- **How to complete this task**
Write the data below out in full, exactly as it stands.

[Page transcription dataset items]
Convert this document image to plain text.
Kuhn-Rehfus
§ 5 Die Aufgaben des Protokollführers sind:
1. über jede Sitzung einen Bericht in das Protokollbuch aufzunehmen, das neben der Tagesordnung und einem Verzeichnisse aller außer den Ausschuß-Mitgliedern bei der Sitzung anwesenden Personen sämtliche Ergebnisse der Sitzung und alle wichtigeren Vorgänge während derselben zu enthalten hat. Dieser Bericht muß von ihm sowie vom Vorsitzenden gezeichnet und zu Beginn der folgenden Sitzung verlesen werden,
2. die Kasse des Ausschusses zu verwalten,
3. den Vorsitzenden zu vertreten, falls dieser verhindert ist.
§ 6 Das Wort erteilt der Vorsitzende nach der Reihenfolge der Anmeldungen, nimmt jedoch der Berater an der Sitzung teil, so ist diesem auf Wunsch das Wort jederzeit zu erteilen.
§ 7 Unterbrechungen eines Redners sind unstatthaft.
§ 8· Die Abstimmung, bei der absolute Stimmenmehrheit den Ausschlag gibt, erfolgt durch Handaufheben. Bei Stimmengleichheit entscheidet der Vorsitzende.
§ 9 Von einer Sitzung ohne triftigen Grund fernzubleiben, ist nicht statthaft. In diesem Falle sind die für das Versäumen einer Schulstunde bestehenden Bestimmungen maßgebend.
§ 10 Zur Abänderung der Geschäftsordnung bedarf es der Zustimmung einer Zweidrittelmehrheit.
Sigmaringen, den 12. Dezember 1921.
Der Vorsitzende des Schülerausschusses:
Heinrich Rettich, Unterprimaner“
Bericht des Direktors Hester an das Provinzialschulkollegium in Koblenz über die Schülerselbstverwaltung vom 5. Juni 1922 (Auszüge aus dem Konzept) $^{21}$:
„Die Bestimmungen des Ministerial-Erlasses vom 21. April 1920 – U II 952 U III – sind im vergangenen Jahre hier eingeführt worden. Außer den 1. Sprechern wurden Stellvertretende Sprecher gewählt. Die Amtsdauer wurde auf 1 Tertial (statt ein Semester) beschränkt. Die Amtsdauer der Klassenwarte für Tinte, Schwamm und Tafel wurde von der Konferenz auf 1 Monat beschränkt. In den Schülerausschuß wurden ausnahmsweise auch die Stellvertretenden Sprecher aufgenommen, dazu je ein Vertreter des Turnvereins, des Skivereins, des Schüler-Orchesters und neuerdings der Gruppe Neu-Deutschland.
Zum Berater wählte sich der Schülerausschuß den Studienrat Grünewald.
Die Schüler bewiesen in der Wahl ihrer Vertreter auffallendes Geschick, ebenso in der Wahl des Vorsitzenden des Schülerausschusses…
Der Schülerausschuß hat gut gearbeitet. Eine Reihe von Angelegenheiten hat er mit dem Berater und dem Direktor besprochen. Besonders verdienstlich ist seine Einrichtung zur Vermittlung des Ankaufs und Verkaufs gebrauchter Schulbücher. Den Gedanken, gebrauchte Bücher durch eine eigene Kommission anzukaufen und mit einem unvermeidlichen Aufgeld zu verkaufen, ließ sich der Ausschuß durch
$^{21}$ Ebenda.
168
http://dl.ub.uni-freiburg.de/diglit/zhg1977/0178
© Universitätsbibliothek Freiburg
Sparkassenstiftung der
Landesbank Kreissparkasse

- **Result of the task**
Convert this document image to plain text.
Kuhn-Rehfus
§ 5 Die Aufgaben des Protokollführers sind:
1. über jede Sitzung einen Bericht in das Protokollbuch aufzunehmen, das neben der Tagesordnung und einem Verzeichnisse aller außer den Ausschuß-Mitgliedern bei der Sitzung anwesenden Personen sämtliche Ergebnisse der Sitzung und alle wichtigeren Vorgänge während derselben zu enthalten hat. Dieser Bericht muß von ihm sowie vom Vorsitzenden gezeichnet und zu Beginn der folgenden Sitzung verlesen werden,
2. die Kasse des Ausschusses zu verwalten,
3. den Vorsitzenden zu vertreten, falls dieser verhindert ist.
§ 6 Das Wort erteilt der Vorsitzende nach der Reihenfolge der Anmeldungen, nimmt jedoch der Berater an der Sitzung teil, so ist diesem auf Wunsch das Wort jederzeit zu erteilen.
§ 7 Unterbrechungen eines Redners sind unstatthaft.
§ 8· Die Abstimmung, bei der absolute Stimmenmehrheit den Ausschlag gibt, erfolgt durch Handaufheben. Bei Stimmengleichheit entscheidet der Vorsitzende.
§ 9 Von einer Sitzung ohne triftigen Grund fernzubleiben, ist nicht statthaft. In diesem Falle sind die für das Versäumen einer Schulstunde bestehenden Bestimmungen maßgebend.
§ 10 Zur Abänderung der Geschäftsordnung bedarf es der Zustimmung einer Zweidrittelmehrheit.
Sigmaringen, den 12. Dezember 1921.
Der Vorsitzende des Schülerausschusses:
Heinrich Rettich, Unterprimaner“
Bericht des Direktors Hester an das Provinzialschulkollegium in Koblenz über die Schülerselbstverwaltung vom 5. Juni 1922 (Auszüge aus dem Konzept) $^{21}$:
„Die Bestimmungen des Ministerial-Erlasses vom 21. April 1920 – U II 952 U III – sind im vergangenen Jahre hier eingeführt worden. Außer den 1. Sprechern wurden Stellvertretende Sprecher gewählt. Die Amtsdauer wurde auf 1 Tertial (statt ein Semester) beschränkt. Die Amtsdauer der Klassenwarte für Tinte, Schwamm und Tafel wurde von der Konferenz auf 1 Monat beschränkt. In den Schülerausschuß wurden ausnahmsweise auch die Stellvertretenden Sprecher aufgenommen, dazu je ein Vertreter des Turnvereins, des Skivereins, des Schüler-Orchesters und neuerdings der Gruppe Neu-Deutschland.
Zum Berater wählte sich der Schülerausschuß den Studienrat Grünewald.
Die Schüler bewiesen in der Wahl ihrer Vertreter auffallendes Geschick, ebenso in der Wahl des Vorsitzenden des Schülerausschusses…
Der Schülerausschuß hat gut gearbeitet. Eine Reihe von Angelegenheiten hat er mit dem Berater und dem Direktor besprochen. Besonders verdienstlich ist seine Einrichtung zur Vermittlung des Ankaufs und Verkaufs gebrauchter Schulbücher. Den Gedanken, gebrauchte Bücher durch eine eigene Kommission anzukaufen und mit einem unvermeidlichen Aufgeld zu verkaufen, ließ sich der Ausschuß durch
$^{21}$ Ebenda.
168
http://dl.ub.uni-freiburg.de/diglit/zhg1977/0178
© Universitätsbibliothek Freiburg
Sparkassenstiftung der
Landesbank Kreissparkasse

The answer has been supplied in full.